◆ **REQUIREMENTS**:
a: Using the passage on Mukaburung's story, explain in one to three sentences why it calls her story one of force rather than of love.
b: In the passage on Mukaburung's story, who exacts vengeance against Mukaburung?

◆ **TEXT PASSAGE**:
But the story of Mukaburung—the woman who initiates this “ritual,” and whose husband will come to exact an unsparing vengeance against her—is not one of love, but of force, and the brutalities that difference encourages us to take against one another. At the base of this vivid and seemingly timeless story is the basis of what unites, which more often than common understanding is common enmity, and how exile is not simply a physical condition but an enduring psychological warfare, perpetrated amidst the closest of intimacies, the most minute of differences.

◆ **MATERIAL PROVIDED**:
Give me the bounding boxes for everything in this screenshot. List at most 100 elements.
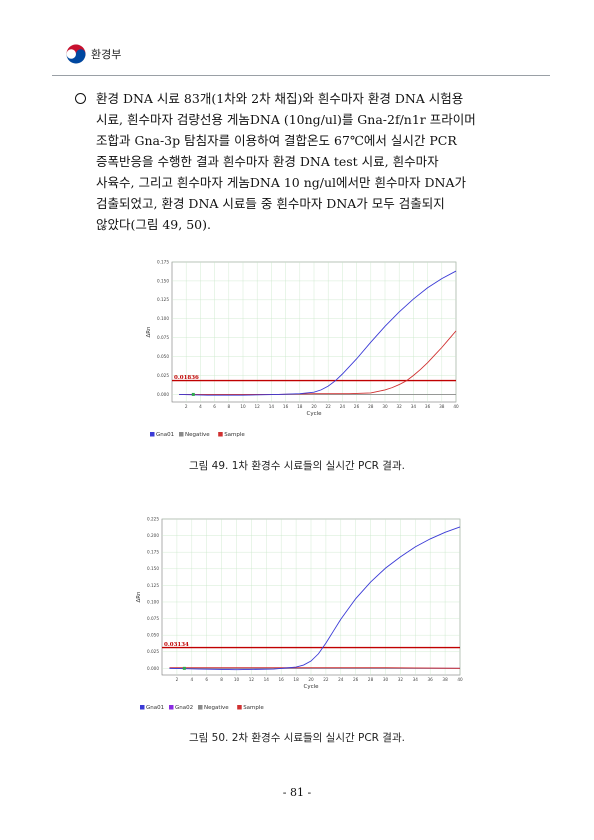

◆ **IN RESPONSE**:
a: Mukaburung's husband comes to take unsparing vengeance against her. The story therefore shows the brutalities that difference encourages people to commit against one another, not love.

b: Her husband.